Count the lines containing "Vindeln" in the entries underneath, and state that count without anything else.

(Stored data)
__________
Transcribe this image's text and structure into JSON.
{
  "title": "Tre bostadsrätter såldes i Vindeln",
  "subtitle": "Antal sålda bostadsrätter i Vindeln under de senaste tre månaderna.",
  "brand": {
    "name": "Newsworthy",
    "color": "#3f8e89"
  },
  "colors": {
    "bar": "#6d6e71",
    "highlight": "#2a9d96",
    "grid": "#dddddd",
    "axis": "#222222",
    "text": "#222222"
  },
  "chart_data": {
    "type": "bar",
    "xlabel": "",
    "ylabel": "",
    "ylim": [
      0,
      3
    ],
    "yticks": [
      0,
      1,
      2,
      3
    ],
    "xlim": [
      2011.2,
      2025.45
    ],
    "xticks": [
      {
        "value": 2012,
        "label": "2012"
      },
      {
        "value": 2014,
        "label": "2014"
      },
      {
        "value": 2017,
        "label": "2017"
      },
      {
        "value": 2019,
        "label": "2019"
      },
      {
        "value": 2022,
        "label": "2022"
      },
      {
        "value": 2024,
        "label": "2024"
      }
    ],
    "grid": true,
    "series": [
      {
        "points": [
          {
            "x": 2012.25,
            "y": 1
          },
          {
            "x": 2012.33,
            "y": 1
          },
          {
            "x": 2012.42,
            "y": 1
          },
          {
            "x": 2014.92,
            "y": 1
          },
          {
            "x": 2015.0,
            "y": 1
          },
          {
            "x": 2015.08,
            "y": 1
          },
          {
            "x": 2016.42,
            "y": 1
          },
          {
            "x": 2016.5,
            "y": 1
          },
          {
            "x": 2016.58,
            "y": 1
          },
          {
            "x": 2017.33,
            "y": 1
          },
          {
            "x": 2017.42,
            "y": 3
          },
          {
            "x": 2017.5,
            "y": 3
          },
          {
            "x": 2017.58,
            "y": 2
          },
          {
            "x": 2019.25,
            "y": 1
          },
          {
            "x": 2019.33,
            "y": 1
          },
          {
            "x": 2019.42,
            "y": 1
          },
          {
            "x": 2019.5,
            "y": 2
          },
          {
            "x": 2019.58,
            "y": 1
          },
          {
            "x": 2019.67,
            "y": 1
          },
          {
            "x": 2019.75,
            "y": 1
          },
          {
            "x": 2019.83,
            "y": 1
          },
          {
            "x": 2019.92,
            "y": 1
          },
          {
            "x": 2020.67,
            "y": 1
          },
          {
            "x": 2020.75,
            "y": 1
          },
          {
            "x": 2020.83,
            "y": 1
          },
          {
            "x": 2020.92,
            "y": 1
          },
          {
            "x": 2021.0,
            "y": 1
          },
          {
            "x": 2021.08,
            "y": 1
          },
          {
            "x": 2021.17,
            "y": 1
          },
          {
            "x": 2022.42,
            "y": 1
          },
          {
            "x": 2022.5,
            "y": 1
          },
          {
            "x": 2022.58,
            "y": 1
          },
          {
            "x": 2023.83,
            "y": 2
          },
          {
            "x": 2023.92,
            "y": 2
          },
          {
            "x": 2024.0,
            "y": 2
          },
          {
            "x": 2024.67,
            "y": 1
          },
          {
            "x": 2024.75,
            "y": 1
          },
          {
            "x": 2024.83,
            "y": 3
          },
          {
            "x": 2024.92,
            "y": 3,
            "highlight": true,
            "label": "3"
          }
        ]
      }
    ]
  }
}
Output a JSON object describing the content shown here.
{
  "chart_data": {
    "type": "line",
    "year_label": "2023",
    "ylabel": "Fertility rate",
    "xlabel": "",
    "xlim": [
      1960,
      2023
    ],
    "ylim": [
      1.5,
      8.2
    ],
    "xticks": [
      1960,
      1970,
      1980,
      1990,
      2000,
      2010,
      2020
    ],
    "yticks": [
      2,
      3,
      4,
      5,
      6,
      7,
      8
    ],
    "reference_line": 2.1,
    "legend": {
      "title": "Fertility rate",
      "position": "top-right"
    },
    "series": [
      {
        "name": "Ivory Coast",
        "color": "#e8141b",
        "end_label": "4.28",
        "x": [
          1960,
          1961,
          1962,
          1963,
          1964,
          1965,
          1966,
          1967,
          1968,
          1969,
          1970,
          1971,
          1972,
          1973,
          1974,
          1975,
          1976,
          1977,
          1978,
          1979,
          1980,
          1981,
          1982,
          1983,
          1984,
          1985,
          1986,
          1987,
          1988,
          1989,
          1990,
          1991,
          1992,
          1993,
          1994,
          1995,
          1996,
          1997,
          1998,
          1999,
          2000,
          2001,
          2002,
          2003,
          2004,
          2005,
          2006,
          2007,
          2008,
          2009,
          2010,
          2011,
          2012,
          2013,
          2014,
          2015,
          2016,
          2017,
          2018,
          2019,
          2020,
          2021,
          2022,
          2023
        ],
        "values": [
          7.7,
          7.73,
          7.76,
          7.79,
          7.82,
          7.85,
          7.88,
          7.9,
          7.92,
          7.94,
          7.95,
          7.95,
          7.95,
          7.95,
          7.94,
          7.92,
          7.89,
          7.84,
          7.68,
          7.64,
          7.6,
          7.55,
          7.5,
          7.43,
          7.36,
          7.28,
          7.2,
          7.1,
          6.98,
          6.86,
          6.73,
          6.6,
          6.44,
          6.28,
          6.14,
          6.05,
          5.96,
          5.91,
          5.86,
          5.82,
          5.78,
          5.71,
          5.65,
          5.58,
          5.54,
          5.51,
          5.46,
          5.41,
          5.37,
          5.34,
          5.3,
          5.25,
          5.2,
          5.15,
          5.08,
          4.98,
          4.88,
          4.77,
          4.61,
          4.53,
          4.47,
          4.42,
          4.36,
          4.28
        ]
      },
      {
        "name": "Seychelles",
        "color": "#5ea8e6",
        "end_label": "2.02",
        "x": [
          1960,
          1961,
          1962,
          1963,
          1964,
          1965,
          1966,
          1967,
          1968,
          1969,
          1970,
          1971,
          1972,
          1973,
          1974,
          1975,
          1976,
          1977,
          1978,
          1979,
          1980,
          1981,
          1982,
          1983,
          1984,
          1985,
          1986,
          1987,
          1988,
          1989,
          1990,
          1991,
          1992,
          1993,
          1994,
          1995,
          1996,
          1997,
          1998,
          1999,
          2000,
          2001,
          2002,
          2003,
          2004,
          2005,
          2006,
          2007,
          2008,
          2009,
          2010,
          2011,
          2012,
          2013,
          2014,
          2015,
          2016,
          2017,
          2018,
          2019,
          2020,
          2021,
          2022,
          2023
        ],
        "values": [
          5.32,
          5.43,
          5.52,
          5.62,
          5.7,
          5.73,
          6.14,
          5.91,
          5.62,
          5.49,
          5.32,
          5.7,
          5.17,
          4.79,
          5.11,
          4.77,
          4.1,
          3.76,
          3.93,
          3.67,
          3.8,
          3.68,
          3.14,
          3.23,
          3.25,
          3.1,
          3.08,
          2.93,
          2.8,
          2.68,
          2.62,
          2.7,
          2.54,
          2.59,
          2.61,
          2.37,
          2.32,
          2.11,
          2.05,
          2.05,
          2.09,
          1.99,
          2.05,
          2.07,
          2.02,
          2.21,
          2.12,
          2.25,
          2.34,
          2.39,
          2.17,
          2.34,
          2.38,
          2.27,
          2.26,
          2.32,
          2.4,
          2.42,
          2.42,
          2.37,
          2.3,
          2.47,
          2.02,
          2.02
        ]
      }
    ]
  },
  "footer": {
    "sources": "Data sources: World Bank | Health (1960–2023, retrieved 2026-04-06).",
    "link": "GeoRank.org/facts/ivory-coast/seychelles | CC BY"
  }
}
__________
◆ EXERCISE ANSWER ◆
2